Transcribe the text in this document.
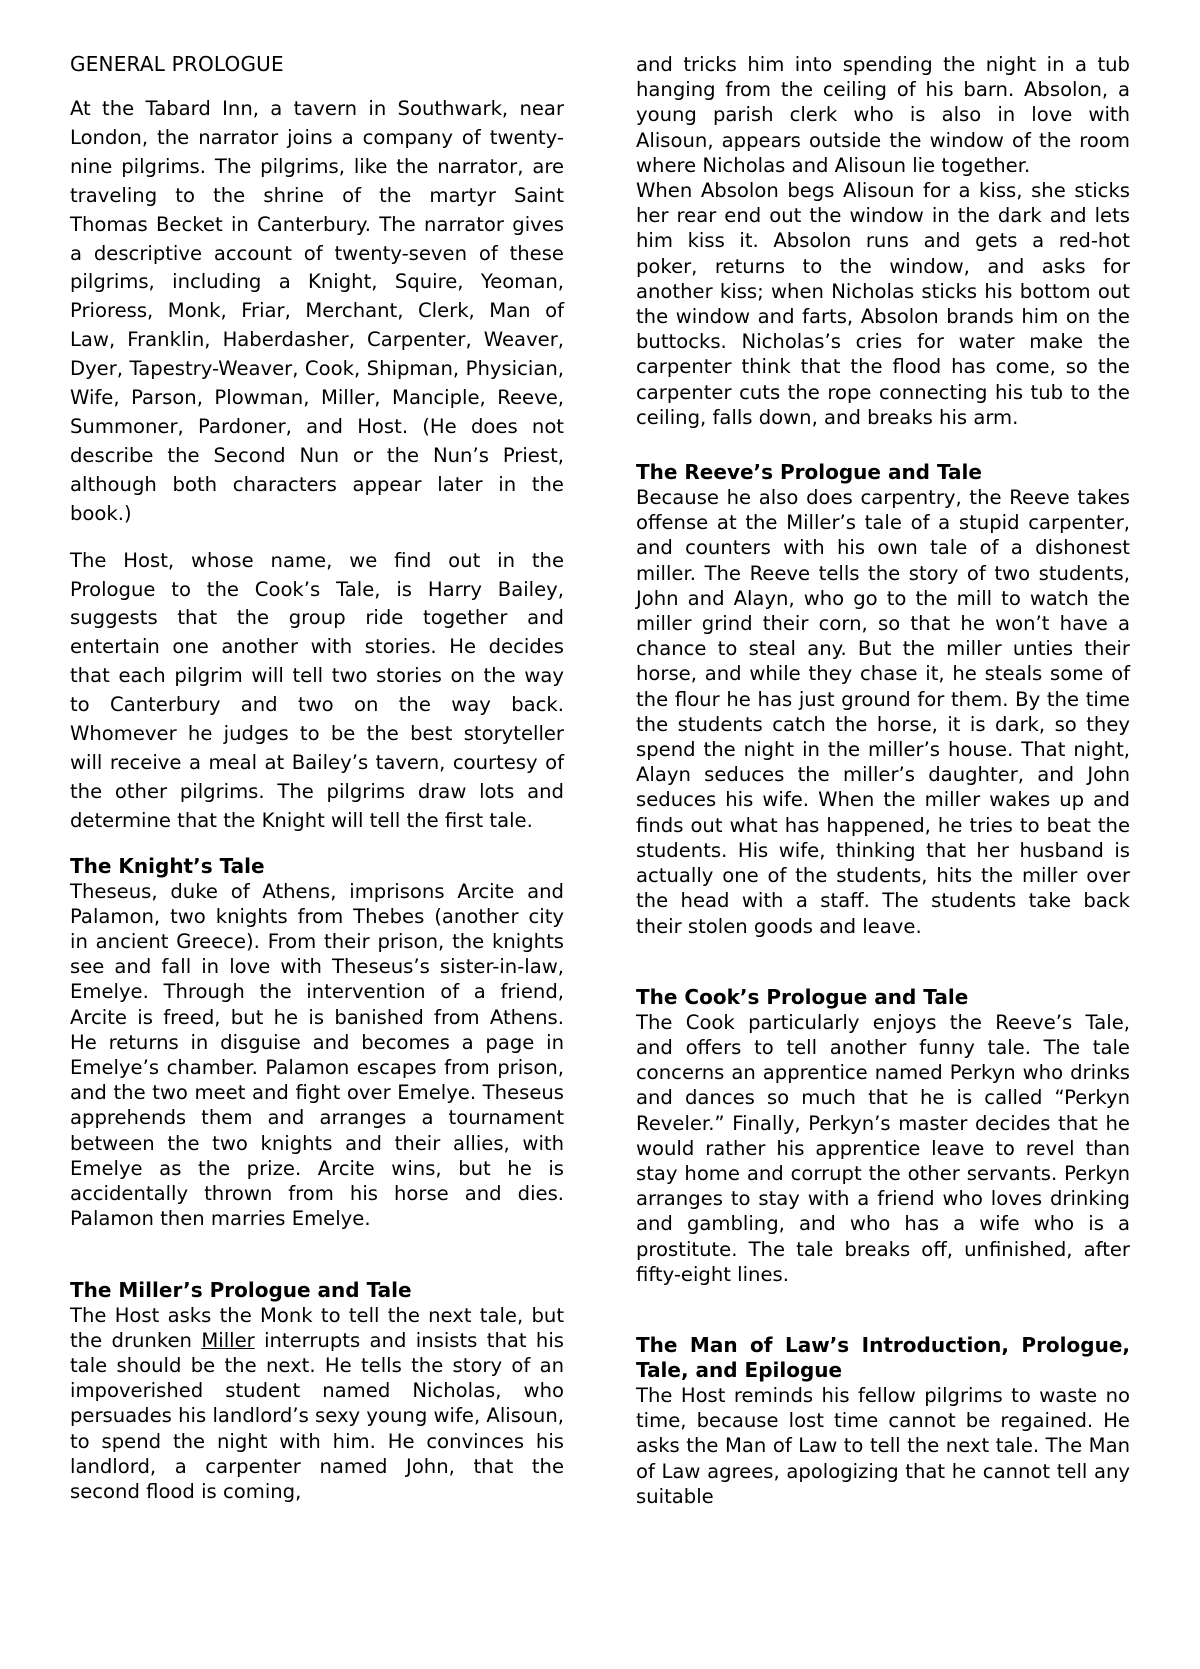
GENERAL PROLOGUE

At the Tabard Inn, a tavern in Southwark, near London, the narrator joins a company of twenty-nine pilgrims. The pilgrims, like the narrator, are traveling to the shrine of the martyr Saint Thomas Becket in Canterbury. The narrator gives a descriptive account of twenty-seven of these pilgrims, including a Knight, Squire, Yeoman, Prioress, Monk, Friar, Merchant, Clerk, Man of Law, Franklin, Haberdasher, Carpenter, Weaver, Dyer, Tapestry-Weaver, Cook, Shipman, Physician, Wife, Parson, Plowman, Miller, Manciple, Reeve, Summoner, Pardoner, and Host. (He does not describe the Second Nun or the Nun’s Priest, although both characters appear later in the book.)

The Host, whose name, we find out in the Prologue to the Cook’s Tale, is Harry Bailey, suggests that the group ride together and entertain one another with stories. He decides that each pilgrim will tell two stories on the way to Canterbury and two on the way back. Whomever he judges to be the best storyteller will receive a meal at Bailey’s tavern, courtesy of the other pilgrims. The pilgrims draw lots and determine that the Knight will tell the first tale.

The Knight’s Tale

Theseus, duke of Athens, imprisons Arcite and Palamon, two knights from Thebes (another city in ancient Greece). From their prison, the knights see and fall in love with Theseus’s sister-in-law, Emelye. Through the intervention of a friend, Arcite is freed, but he is banished from Athens. He returns in disguise and becomes a page in Emelye’s chamber. Palamon escapes from prison, and the two meet and fight over Emelye. Theseus apprehends them and arranges a tournament between the two knights and their allies, with Emelye as the prize. Arcite wins, but he is accidentally thrown from his horse and dies. Palamon then marries Emelye.

The Miller’s Prologue and Tale

The Host asks the Monk to tell the next tale, but the drunken Miller interrupts and insists that his tale should be the next. He tells the story of an impoverished student named Nicholas, who persuades his landlord’s sexy young wife, Alisoun, to spend the night with him. He convinces his landlord, a carpenter named John, that the second flood is coming,

and tricks him into spending the night in a tub hanging from the ceiling of his barn. Absolon, a young parish clerk who is also in love with Alisoun, appears outside the window of the room where Nicholas and Alisoun lie together.

When Absolon begs Alisoun for a kiss, she sticks her rear end out the window in the dark and lets him kiss it. Absolon runs and gets a red-hot poker, returns to the window, and asks for another kiss; when Nicholas sticks his bottom out the window and farts, Absolon brands him on the buttocks. Nicholas’s cries for water make the carpenter think that the flood has come, so the carpenter cuts the rope connecting his tub to the ceiling, falls down, and breaks his arm.

The Reeve’s Prologue and Tale

Because he also does carpentry, the Reeve takes offense at the Miller’s tale of a stupid carpenter, and counters with his own tale of a dishonest miller. The Reeve tells the story of two students, John and Alayn, who go to the mill to watch the miller grind their corn, so that he won’t have a chance to steal any. But the miller unties their horse, and while they chase it, he steals some of the flour he has just ground for them. By the time the students catch the horse, it is dark, so they spend the night in the miller’s house. That night, Alayn seduces the miller’s daughter, and John seduces his wife. When the miller wakes up and finds out what has happened, he tries to beat the students. His wife, thinking that her husband is actually one of the students, hits the miller over the head with a staff. The students take back their stolen goods and leave.

The Cook’s Prologue and Tale

The Cook particularly enjoys the Reeve’s Tale, and offers to tell another funny tale. The tale concerns an apprentice named Perkyn who drinks and dances so much that he is called “Perkyn Reveler.” Finally, Perkyn’s master decides that he would rather his apprentice leave to revel than stay home and corrupt the other servants. Perkyn arranges to stay with a friend who loves drinking and gambling, and who has a wife who is a prostitute. The tale breaks off, unfinished, after fifty-eight lines.

The Man of Law’s Introduction, Prologue, Tale, and Epilogue

The Host reminds his fellow pilgrims to waste no time, because lost time cannot be regained. He asks the Man of Law to tell the next tale. The Man of Law agrees, apologizing that he cannot tell any suitable
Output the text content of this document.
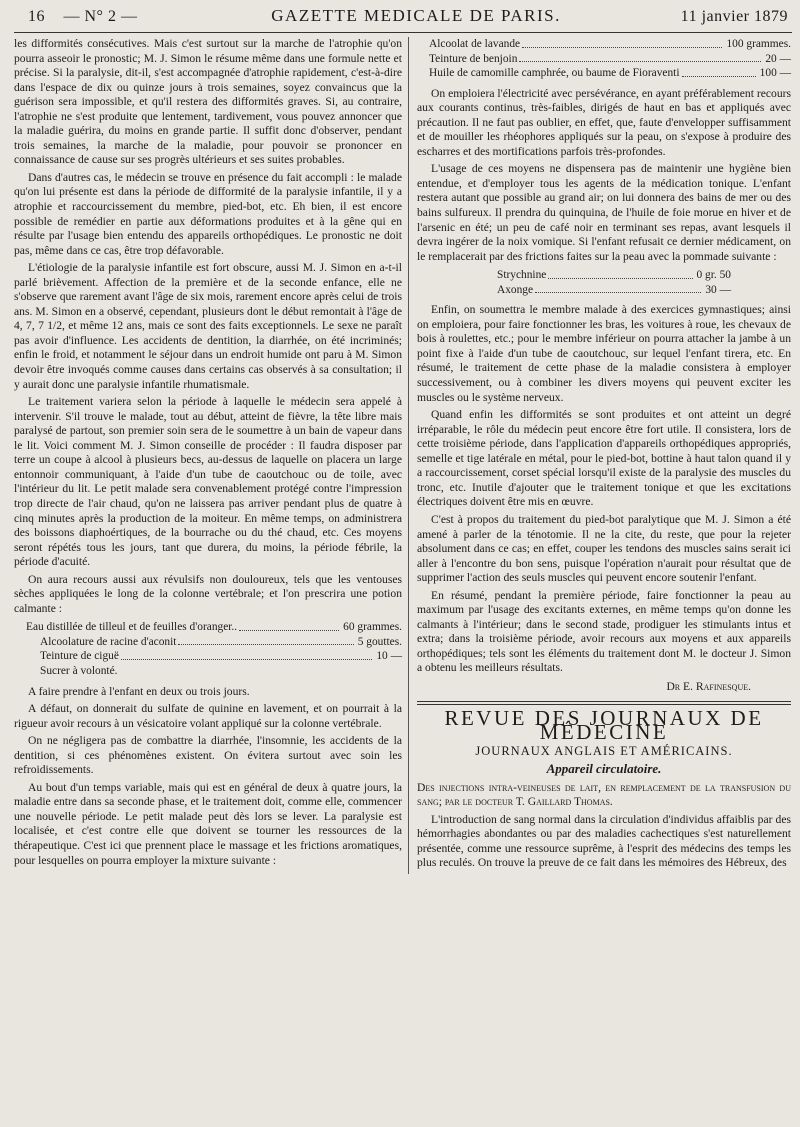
16 — N° 2 —	GAZETTE MEDICALE DE PARIS.	11 janvier 1879

les difformités consécutives. Mais c'est surtout sur la marche de l'atrophie qu'on pourra asseoir le pronostic; M. J. Simon le résume même dans une formule nette et précise. Si la paralysie, dit-il, s'est accompagnée d'atrophie rapidement, c'est-à-dire dans l'espace de dix ou quinze jours à trois semaines, soyez convaincus que la guérison sera impossible, et qu'il restera des difformités graves. Si, au contraire, l'atrophie ne s'est produite que lentement, tardivement, vous pouvez annoncer que la maladie guérira, du moins en grande partie. Il suffit donc d'observer, pendant trois semaines, la marche de la maladie, pour pouvoir se prononcer en connaissance de cause sur ses progrès ultérieurs et ses suites probables.

Dans d'autres cas, le médecin se trouve en présence du fait accompli : le malade qu'on lui présente est dans la période de difformité de la paralysie infantile, il y a atrophie et raccourcissement du membre, pied-bot, etc. Eh bien, il est encore possible de remédier en partie aux déformations produites et à la gêne qui en résulte par l'usage bien entendu des appareils orthopédiques. Le pronostic ne doit pas, même dans ce cas, être trop défavorable.

L'étiologie de la paralysie infantile est fort obscure, aussi M. J. Simon en a-t-il parlé brièvement. Affection de la première et de la seconde enfance, elle ne s'observe que rarement avant l'âge de six mois, rarement encore après celui de trois ans. M. Simon en a observé, cependant, plusieurs dont le début remontait à l'âge de 4, 7, 7 1/2, et même 12 ans, mais ce sont des faits exceptionnels. Le sexe ne paraît pas avoir d'influence. Les accidents de dentition, la diarrhée, on été incriminés; enfin le froid, et notamment le séjour dans un endroit humide ont paru à M. Simon devoir être invoqués comme causes dans certains cas observés à sa consultation; il y aurait donc une paralysie infantile rhumatismale.

Le traitement variera selon la période à laquelle le médecin sera appelé à intervenir. S'il trouve le malade, tout au début, atteint de fièvre, la tête libre mais paralysé de partout, son premier soin sera de le soumettre à un bain de vapeur dans le lit. Voici comment M. J. Simon conseille de procéder : Il faudra disposer par terre un coupe à alcool à plusieurs becs, au-dessus de laquelle on placera un large entonnoir communiquant, à l'aide d'un tube de caoutchouc ou de toile, avec l'intérieur du lit. Le petit malade sera convenablement protégé contre l'impression trop directe de l'air chaud, qu'on ne laissera pas arriver pendant plus de quatre à cinq minutes après la production de la moiteur. En même temps, on administrera des boissons diaphoértiques, de la bourrache ou du thé chaud, etc. Ces moyens seront répétés tous les jours, tant que durera, du moins, la période fébrile, la période d'acuité.

On aura recours aussi aux révulsifs non douloureux, tels que les ventouses sèches appliquées le long de la colonne vertébrale; et l'on prescrira une potion calmante :

Eau distillée de tilleul et de feuilles d'oranger..	60 grammes.
Alcoolature de racine d'aconit	5 gouttes.
Teinture de ciguë	10 —
Sucrer à volonté.

A faire prendre à l'enfant en deux ou trois jours.

A défaut, on donnerait du sulfate de quinine en lavement, et on pourrait à la rigueur avoir recours à un vésicatoire volant appliqué sur la colonne vertébrale.

On ne négligera pas de combattre la diarrhée, l'insomnie, les accidents de la dentition, si ces phénomènes existent. On évitera surtout avec soin les refroidissements.

Au bout d'un temps variable, mais qui est en général de deux à quatre jours, la maladie entre dans sa seconde phase, et le traitement doit, comme elle, commencer une nouvelle période. Le petit malade peut dès lors se lever. La paralysie est localisée, et c'est contre elle que doivent se tourner les ressources de la thérapeutique. C'est ici que prennent place le massage et les frictions aromatiques, pour lesquelles on pourra employer la mixture suivante :

Alcoolat de lavande	100 grammes.
Teinture de benjoin	20 —
Huile de camomille camphrée, ou baume de Fioraventi	100 —

On emploiera l'électricité avec persévérance, en ayant préférablement recours aux courants continus, très-faibles, dirigés de haut en bas et appliqués avec précaution. Il ne faut pas oublier, en effet, que, faute d'envelopper suffisamment et de mouiller les rhéophores appliqués sur la peau, on s'expose à produire des escharres et des mortifications parfois très-profondes.

L'usage de ces moyens ne dispensera pas de maintenir une hygiène bien entendue, et d'employer tous les agents de la médication tonique. L'enfant restera autant que possible au grand air; on lui donnera des bains de mer ou des bains sulfureux. Il prendra du quinquina, de l'huile de foie morue en hiver et de l'arsenic en été; un peu de café noir en terminant ses repas, avant lesquels il devra ingérer de la noix vomique. Si l'enfant refusait ce dernier médicament, on le remplacerait par des frictions faites sur la peau avec la pommade suivante :

Strychnine	0 gr. 50
Axonge	30 —

Enfin, on soumettra le membre malade à des exercices gymnastiques; ainsi on emploiera, pour faire fonctionner les bras, les voitures à roue, les chevaux de bois à roulettes, etc.; pour le membre inférieur on pourra attacher la jambe à un point fixe à l'aide d'un tube de caoutchouc, sur lequel l'enfant tirera, etc. En résumé, le traitement de cette phase de la maladie consistera à employer successivement, ou à combiner les divers moyens qui peuvent exciter les muscles ou le système nerveux.

Quand enfin les difformités se sont produites et ont atteint un degré irréparable, le rôle du médecin peut encore être fort utile. Il consistera, lors de cette troisième période, dans l'application d'appareils orthopédiques appropriés, semelle et tige latérale en métal, pour le pied-bot, bottine à haut talon quand il y a raccourcissement, corset spécial lorsqu'il existe de la paralysie des muscles du tronc, etc. Inutile d'ajouter que le traitement tonique et que les excitations électriques doivent être mis en œuvre.

C'est à propos du traitement du pied-bot paralytique que M. J. Simon a été amené à parler de la ténotomie. Il ne la cite, du reste, que pour la rejeter absolument dans ce cas; en effet, couper les tendons des muscles sains serait ici aller à l'encontre du bon sens, puisque l'opération n'aurait pour résultat que de supprimer l'action des seuls muscles qui peuvent encore soutenir l'enfant.

En résumé, pendant la première période, faire fonctionner la peau au maximum par l'usage des excitants externes, en même temps qu'on donne les calmants à l'intérieur; dans le second stade, prodiguer les stimulants intus et extra; dans la troisième période, avoir recours aux moyens et aux appareils orthopédiques; tels sont les éléments du traitement dont M. le docteur J. Simon a obtenu les meilleurs résultats.

Dr E. Rafinesque.
REVUE DES JOURNAUX DE MÉDECINE
JOURNAUX ANGLAIS ET AMÉRICAINS.
Appareil circulatoire.

Des injections intra-veineuses de lait, en remplacement de la transfusion du sang; par le docteur T. Gaillard Thomas.

L'introduction de sang normal dans la circulation d'individus affaiblis par des hémorrhagies abondantes ou par des maladies cachectiques s'est naturellement présentée, comme une ressource suprême, à l'esprit des médecins des temps les plus reculés. On trouve la preuve de ce fait dans les mémoires des Hébreux, des
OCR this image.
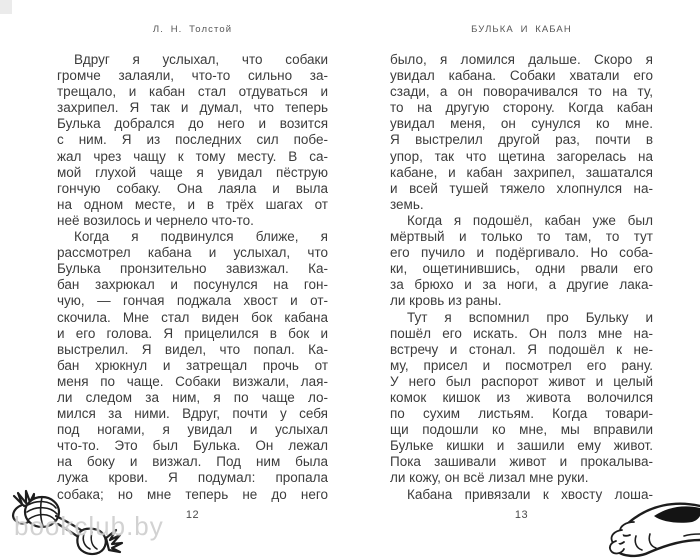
Л. Н. Толстой
Вдруг я услыхал, что собаки
громче залаяли, что-то сильно за-
трещало, и кабан стал отдуваться и
захрипел. Я так и думал, что теперь
Булька добрался до него и возится
с ним. Я из последних сил побе-
жал чрез чащу к тому месту. В са-
мой глухой чаще я увидал пёструю
гончую собаку. Она лаяла и выла
на одном месте, и в трёх шагах от
неё возилось и чернело что-то.
Когда я подвинулся ближе, я
рассмотрел кабана и услыхал, что
Булька пронзительно завизжал. Ка-
бан захрюкал и посунулся на гон-
чую, — гончая поджала хвост и от-
скочила. Мне стал виден бок кабана
и его голова. Я прицелился в бок и
выстрелил. Я видел, что попал. Ка-
бан хрюкнул и затрещал прочь от
меня по чаще. Собаки визжали, лая-
ли следом за ним, я по чаще ло-
мился за ними. Вдруг, почти у себя
под ногами, я увидал и услыхал
что-то. Это был Булька. Он лежал
на боку и визжал. Под ним была
лужа крови. Я подумал: пропала
собака; но мне теперь не до него
12
БУЛЬКА И КАБАН
было, я ломился дальше. Скоро я
увидал кабана. Собаки хватали его
сзади, а он поворачивался то на ту,
то на другую сторону. Когда кабан
увидал меня, он сунулся ко мне.
Я выстрелил другой раз, почти в
упор, так что щетина загорелась на
кабане, и кабан захрипел, зашатался
и всей тушей тяжело хлопнулся на-
земь.
Когда я подошёл, кабан уже был
мёртвый и только то там, то тут
его пучило и подёргивало. Но соба-
ки, ощетинившись, одни рвали его
за брюхо и за ноги, а другие лака-
ли кровь из раны.
Тут я вспомнил про Бульку и
пошёл его искать. Он полз мне на-
встречу и стонал. Я подошёл к не-
му, присел и посмотрел его рану.
У него был распорот живот и целый
комок кишок из живота волочился
по сухим листьям. Когда товари-
щи подошли ко мне, мы вправили
Бульке кишки и зашили ему живот.
Пока зашивали живот и прокалыва-
ли кожу, он всё лизал мне руки.
Кабана привязали к хвосту лоша-
13
bookclub.by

EXERCISE INSTRUCTIONS: In the records above, how many lines contain the string "Teinture"? State that number only.

EXERCISE RESPONSE: 2